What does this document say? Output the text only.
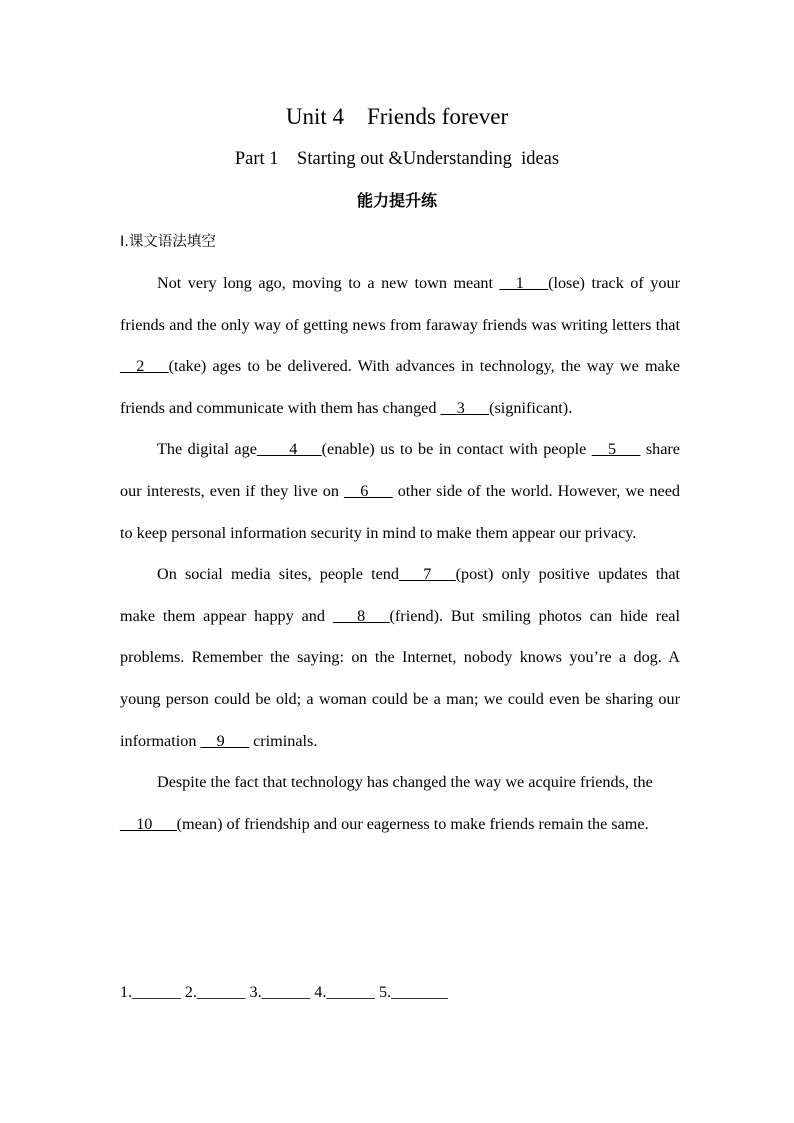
Unit 4    Friends forever
Part 1    Starting out &Understanding  ideas
能力提升练
Ⅰ.课文语法填空

Not very long ago, moving to a new town meant __1___(lose) track of your friends and the only way of getting news from faraway friends was writing letters that __2___(take) ages to be delivered. With advances in technology, the way we make friends and communicate with them has changed __3___(significant).

The digital age____4___(enable) us to be in contact with people __5___ share our interests, even if they live on __6___ other side of the world. However, we need to keep personal information security in mind to make them appear our privacy.

On social media sites, people tend___7___(post) only positive updates that make them appear happy and ___8___(friend). But smiling photos can hide real problems. Remember the saying: on the Internet, nobody knows you’re a dog. A young person could be old; a woman could be a man; we could even be sharing our information __9___ criminals.

Despite the fact that technology has changed the way we acquire friends, the __10___(mean) of friendship and our eagerness to make friends remain the same.

1.______ 2.______ 3.______ 4.______ 5._______
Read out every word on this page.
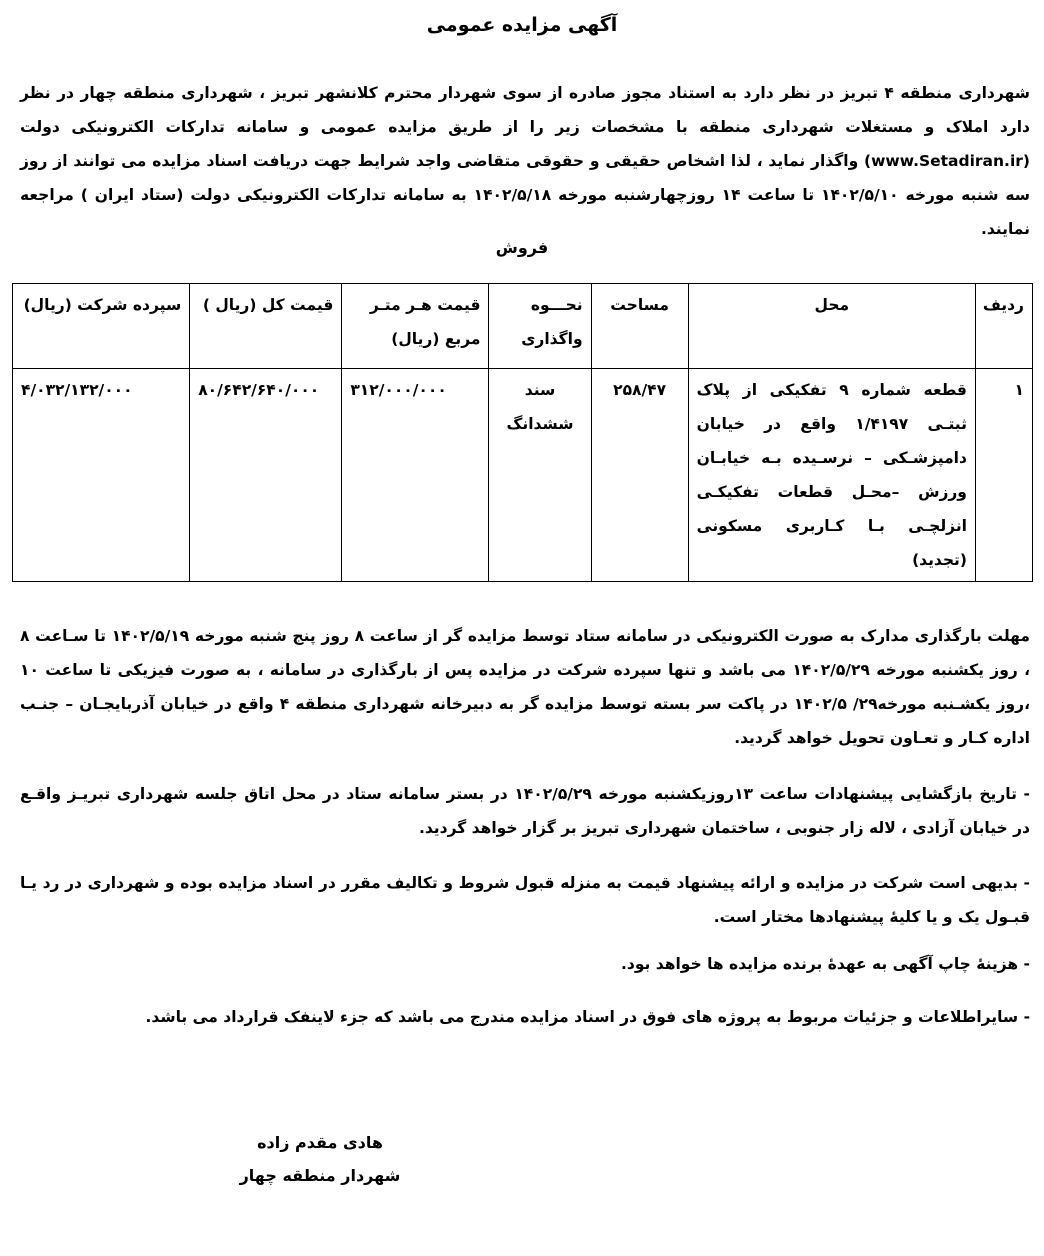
آگهی مزایده عمومی
شهرداری منطقه ۴ تبریز در نظر دارد به استناد مجوز صادره از سوی شهردار محترم کلانشهر تبریز ، شهرداری منطقه چهار در نظر دارد املاک و مستغلات شهرداری منطقه با مشخصات زیر را از طریق مزایده عمومی و سامانه تدارکات الکترونیکی دولت (www.Setadiran.ir) واگذار نماید ، لذا اشخاص حقیقی و حقوقی متقاضی واجد شرایط جهت دریافت اسناد مزایده می توانند از روز سه شنبه مورخه ۱۴۰۲/۵/۱۰ تا ساعت ۱۴ روزچهارشنبه مورخه ۱۴۰۲/۵/۱۸ به سامانه تدارکات الکترونیکی دولت (ستاد ایران ) مراجعه نمایند.
فروش
ردیف	محل	مساحت	نحـــوه واگذاری	قیمت هـر متـر مربع (ریال)	قیمت کل (ریال )	سپرده شرکت (ریال)
۱	قطعه شماره ۹ تفکیکی از پلاک ثبتـی ۱/۴۱۹۷ واقع در خیابان دامپزشـکی – نرسـیده بـه خیابـان ورزش –محـل قطعات تفکیکـی انزلچـی بـا کـاربری مسکونی (تجدید)	۲۵۸/۴۷	سند ششدانگ	۳۱۲/۰۰۰/۰۰۰	۸۰/۶۴۲/۶۴۰/۰۰۰	۴/۰۳۲/۱۳۲/۰۰۰
مهلت بارگذاری مدارک به صورت الکترونیکی در سامانه ستاد توسط مزایده گر از ساعت ۸ روز پنج شنبه مورخه ۱۴۰۲/۵/۱۹ تا سـاعت ۸ ، روز یکشنبه مورخه ۱۴۰۲/۵/۲۹ می باشد و تنها سپرده شرکت در مزایده پس از بارگذاری در سامانه ، به صورت فیزیکی تا ساعت ۱۰ ،روز یکشـنبه مورخه۲۹/ ۱۴۰۲/۵ در پاکت سر بسته توسط مزایده گر به دبیرخانه شهرداری منطقه ۴ واقع در خیابان آذربایجـان – جنـب اداره کـار و تعـاون تحویل خواهد گردید.
- تاریخ بازگشایی پیشنهادات ساعت ۱۳روزیکشنبه مورخه ۱۴۰۲/۵/۲۹ در بستر سامانه ستاد در محل اتاق جلسه شهرداری تبریـز واقـع در خیابان آزادی ، لاله زار جنوبی ، ساختمان شهرداری تبریز بر گزار خواهد گردید.
- بدیهی است شرکت در مزایده و ارائه پیشنهاد قیمت به منزله قبول شروط و تکالیف مقرر در اسناد مزایده بوده و شهرداری در رد یـا قبـول یک و یا کلیهٔ پیشنهادها مختار است.
- هزینهٔ چاپ آگهی به عهدهٔ برنده مزایده ها خواهد بود.
- سایراطلاعات و جزئیات مربوط به پروژه های فوق در اسناد مزایده مندرج می باشد که جزء لاینفک قرارداد می باشد.
هادی مقدم زاده
شهردار منطقه چهار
──────────────────────────────
▸ What you are asked to do:
Where a line of the data holds "قیمت", show that line.

▸ Written response:
ردیف	محل	مساحت	نحـــوه واگذاری	قیمت هـر متـر مربع (ریال)	قیمت کل (ریال )	سپرده شرکت (ریال)
- بدیهی است شرکت در مزایده و ارائه پیشنهاد قیمت به منزله قبول شروط و تکالیف مقرر در اسناد مزایده بوده و شهرداری در رد یـا قبـول یک و یا کلیهٔ پیشنهادها مختار است.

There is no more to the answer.